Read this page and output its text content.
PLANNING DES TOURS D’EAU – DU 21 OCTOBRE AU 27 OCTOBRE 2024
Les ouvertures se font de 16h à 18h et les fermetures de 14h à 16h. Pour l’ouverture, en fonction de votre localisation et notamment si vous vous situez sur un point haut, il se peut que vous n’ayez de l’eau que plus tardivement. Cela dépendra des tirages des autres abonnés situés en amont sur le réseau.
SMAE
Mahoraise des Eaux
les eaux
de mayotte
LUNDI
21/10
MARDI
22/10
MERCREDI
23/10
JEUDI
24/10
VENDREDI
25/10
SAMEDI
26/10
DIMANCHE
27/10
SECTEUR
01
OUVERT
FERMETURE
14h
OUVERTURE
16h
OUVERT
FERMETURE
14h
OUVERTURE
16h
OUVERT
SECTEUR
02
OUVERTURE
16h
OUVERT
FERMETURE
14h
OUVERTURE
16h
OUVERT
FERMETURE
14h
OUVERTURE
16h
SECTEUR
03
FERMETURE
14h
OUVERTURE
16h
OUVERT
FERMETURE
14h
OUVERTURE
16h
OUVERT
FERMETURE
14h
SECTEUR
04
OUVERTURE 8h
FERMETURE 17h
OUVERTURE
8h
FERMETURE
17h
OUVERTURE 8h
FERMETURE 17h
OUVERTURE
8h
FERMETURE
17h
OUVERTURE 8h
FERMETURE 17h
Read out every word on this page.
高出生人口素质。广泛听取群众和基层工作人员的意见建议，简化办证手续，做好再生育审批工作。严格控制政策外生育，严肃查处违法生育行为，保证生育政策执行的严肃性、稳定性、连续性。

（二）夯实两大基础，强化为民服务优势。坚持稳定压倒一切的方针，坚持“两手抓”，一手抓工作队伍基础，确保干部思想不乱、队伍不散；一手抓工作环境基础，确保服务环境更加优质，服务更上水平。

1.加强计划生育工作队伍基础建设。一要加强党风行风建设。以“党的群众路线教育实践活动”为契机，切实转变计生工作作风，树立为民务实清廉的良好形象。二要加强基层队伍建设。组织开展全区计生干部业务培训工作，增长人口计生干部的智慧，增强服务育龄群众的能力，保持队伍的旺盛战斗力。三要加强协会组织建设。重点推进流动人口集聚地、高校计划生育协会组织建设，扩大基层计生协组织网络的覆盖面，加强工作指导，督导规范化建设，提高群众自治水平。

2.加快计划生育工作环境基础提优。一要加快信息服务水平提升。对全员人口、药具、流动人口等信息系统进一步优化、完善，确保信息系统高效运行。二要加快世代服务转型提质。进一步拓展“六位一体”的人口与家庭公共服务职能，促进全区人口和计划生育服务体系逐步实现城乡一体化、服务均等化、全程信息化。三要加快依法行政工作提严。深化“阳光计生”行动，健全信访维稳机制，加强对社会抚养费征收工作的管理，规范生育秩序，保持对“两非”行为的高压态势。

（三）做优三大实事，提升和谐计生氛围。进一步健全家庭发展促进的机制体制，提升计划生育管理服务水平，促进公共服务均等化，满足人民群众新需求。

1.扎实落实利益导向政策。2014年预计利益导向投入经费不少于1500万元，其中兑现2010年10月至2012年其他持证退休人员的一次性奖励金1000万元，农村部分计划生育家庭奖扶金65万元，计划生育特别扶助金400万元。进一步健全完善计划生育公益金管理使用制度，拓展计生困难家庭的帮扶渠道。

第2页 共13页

•••••

> Set problem: All of the data shown above must be copied exactly.

> Solution:
Read this page and output its text content.
PLANNING DES TOURS D’EAU – DU 21 OCTOBRE AU 27 OCTOBRE 2024
Les ouvertures se font de 16h à 18h et les fermetures de 14h à 16h. Pour l’ouverture, en fonction de votre localisation et notamment si vous vous situez sur un point haut, il se peut que vous n’ayez de l’eau que plus tardivement. Cela dépendra des tirages des autres abonnés situés en amont sur le réseau.
SMAE
Mahoraise des Eaux
les eaux
de mayotte
LUNDI
21/10
MARDI
22/10
MERCREDI
23/10
JEUDI
24/10
VENDREDI
25/10
SAMEDI
26/10
DIMANCHE
27/10
SECTEUR
01
OUVERT
FERMETURE
14h
OUVERTURE
16h
OUVERT
FERMETURE
14h
OUVERTURE
16h
OUVERT
SECTEUR
02
OUVERTURE
16h
OUVERT
FERMETURE
14h
OUVERTURE
16h
OUVERT
FERMETURE
14h
OUVERTURE
16h
SECTEUR
03
FERMETURE
14h
OUVERTURE
16h
OUVERT
FERMETURE
14h
OUVERTURE
16h
OUVERT
FERMETURE
14h
SECTEUR
04
OUVERTURE 8h
FERMETURE 17h
OUVERTURE
8h
FERMETURE
17h
OUVERTURE 8h
FERMETURE 17h
OUVERTURE
8h
FERMETURE
17h
OUVERTURE 8h
FERMETURE 17h
Read out every word on this page.
高出生人口素质。广泛听取群众和基层工作人员的意见建议，简化办证手续，做好再生育审批工作。严格控制政策外生育，严肃查处违法生育行为，保证生育政策执行的严肃性、稳定性、连续性。

（二）夯实两大基础，强化为民服务优势。坚持稳定压倒一切的方针，坚持“两手抓”，一手抓工作队伍基础，确保干部思想不乱、队伍不散；一手抓工作环境基础，确保服务环境更加优质，服务更上水平。

1.加强计划生育工作队伍基础建设。一要加强党风行风建设。以“党的群众路线教育实践活动”为契机，切实转变计生工作作风，树立为民务实清廉的良好形象。二要加强基层队伍建设。组织开展全区计生干部业务培训工作，增长人口计生干部的智慧，增强服务育龄群众的能力，保持队伍的旺盛战斗力。三要加强协会组织建设。重点推进流动人口集聚地、高校计划生育协会组织建设，扩大基层计生协组织网络的覆盖面，加强工作指导，督导规范化建设，提高群众自治水平。

2.加快计划生育工作环境基础提优。一要加快信息服务水平提升。对全员人口、药具、流动人口等信息系统进一步优化、完善，确保信息系统高效运行。二要加快世代服务转型提质。进一步拓展“六位一体”的人口与家庭公共服务职能，促进全区人口和计划生育服务体系逐步实现城乡一体化、服务均等化、全程信息化。三要加快依法行政工作提严。深化“阳光计生”行动，健全信访维稳机制，加强对社会抚养费征收工作的管理，规范生育秩序，保持对“两非”行为的高压态势。

（三）做优三大实事，提升和谐计生氛围。进一步健全家庭发展促进的机制体制，提升计划生育管理服务水平，促进公共服务均等化，满足人民群众新需求。

1.扎实落实利益导向政策。2014年预计利益导向投入经费不少于1500万元，其中兑现2010年10月至2012年其他持证退休人员的一次性奖励金1000万元，农村部分计划生育家庭奖扶金65万元，计划生育特别扶助金400万元。进一步健全完善计划生育公益金管理使用制度，拓展计生困难家庭的帮扶渠道。

第2页 共13页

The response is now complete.